TASK TO CARRY OUT: Set the listing down unchanged, minus every embedded image.

━━━

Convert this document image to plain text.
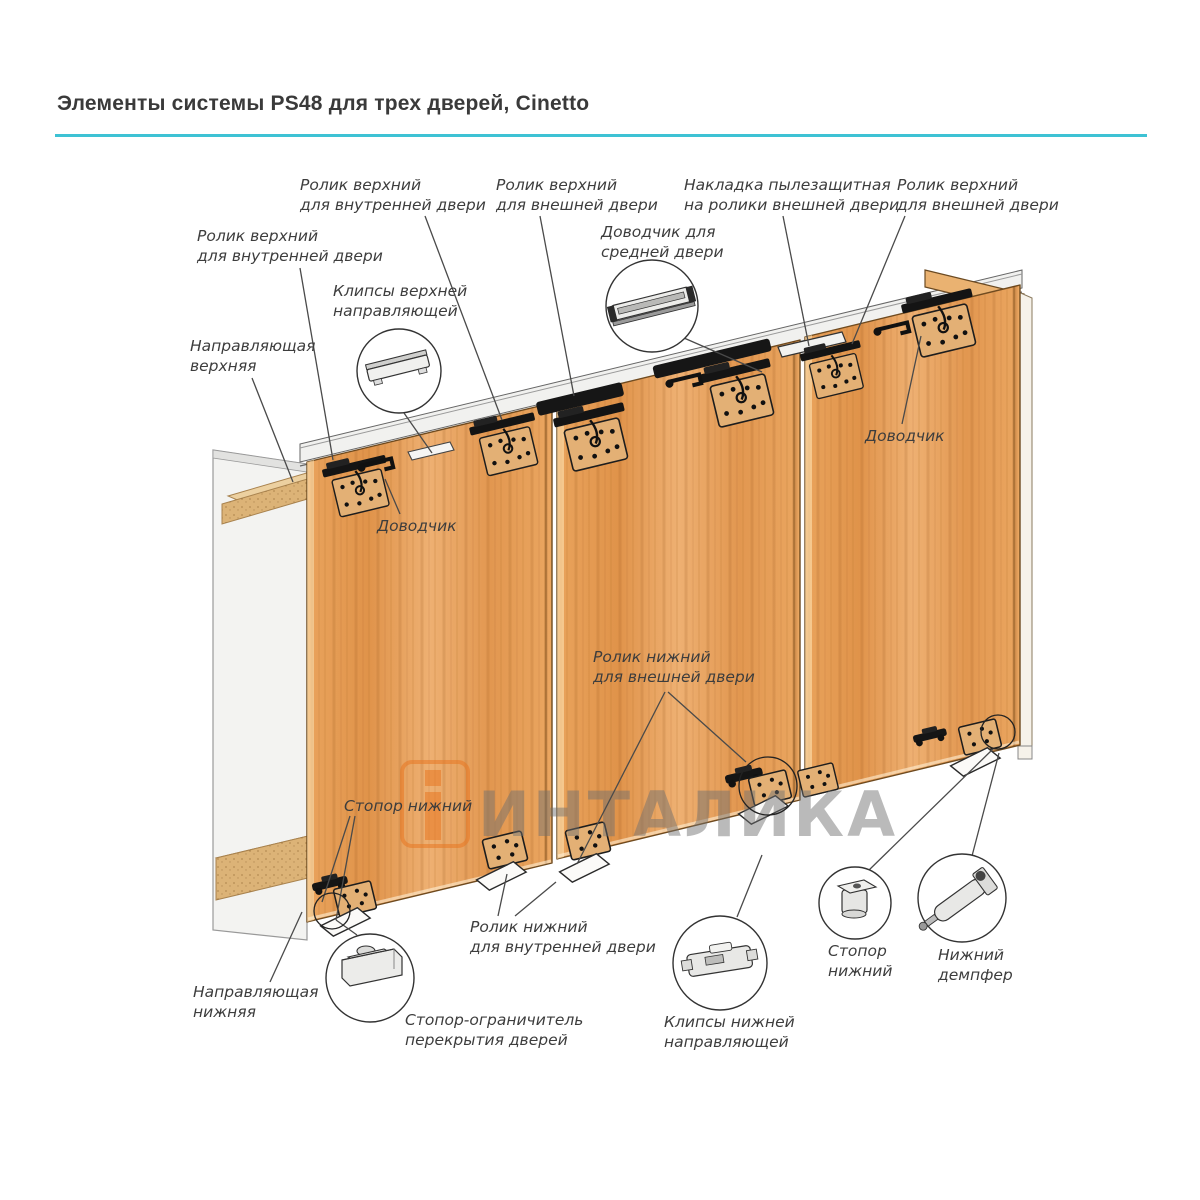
Элементы системы PS48 для трех дверей, Cinetto
ИНТАЛИКА
Ролик верхний
для внутренней двери
Ролик верхний
для внутренней двери
Ролик верхний
для внешней двери
Накладка пылезащитная
на ролики внешней двери
Ролик верхний
для внешней двери
Доводчик для
средней двери
Клипсы верхней
направляющей
Направляющая
верхняя
Доводчик
Доводчик
Ролик нижний
для внешней двери
Стопор нижний
Направляющая
нижняя
Ролик нижний
для внутренней двери
Стопор-ограничитель
перекрытия дверей
Клипсы нижней
направляющей
Стопор
нижний
Нижний
демпфер
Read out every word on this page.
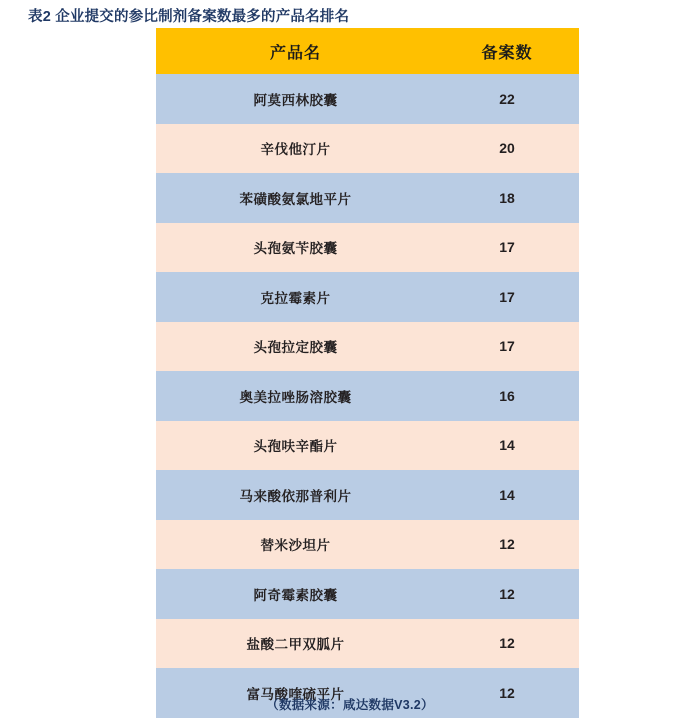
表2 企业提交的参比制剂备案数最多的产品名排名
产品名	备案数
阿莫西林胶囊	22
辛伐他汀片	20
苯磺酸氨氯地平片	18
头孢氨苄胶囊	17
克拉霉素片	17
头孢拉定胶囊	17
奥美拉唑肠溶胶囊	16
头孢呋辛酯片	14
马来酸依那普利片	14
替米沙坦片	12
阿奇霉素胶囊	12
盐酸二甲双胍片	12
富马酸喹硫平片	12
（数据来源：咸达数据V3.2）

━━━

ANSWER BELOW:
Convert this document image to plain text.
Элементы системы PS48 для трех дверей, Cinetto
ИНТАЛИКА
Ролик верхний
для внутренней двери
Ролик верхний
для внутренней двери
Ролик верхний
для внешней двери
Накладка пылезащитная
на ролики внешней двери
Ролик верхний
для внешней двери
Доводчик для
средней двери
Клипсы верхней
направляющей
Направляющая
верхняя
Доводчик
Доводчик
Ролик нижний
для внешней двери
Стопор нижний
Направляющая
нижняя
Ролик нижний
для внутренней двери
Стопор-ограничитель
перекрытия дверей
Клипсы нижней
направляющей
Стопор
нижний
Нижний
демпфер
Read out every word on this page.
表2 企业提交的参比制剂备案数最多的产品名排名
产品名	备案数
阿莫西林胶囊	22
辛伐他汀片	20
苯磺酸氨氯地平片	18
头孢氨苄胶囊	17
克拉霉素片	17
头孢拉定胶囊	17
奥美拉唑肠溶胶囊	16
头孢呋辛酯片	14
马来酸依那普利片	14
替米沙坦片	12
阿奇霉素胶囊	12
盐酸二甲双胍片	12
富马酸喹硫平片	12
（数据来源：咸达数据V3.2）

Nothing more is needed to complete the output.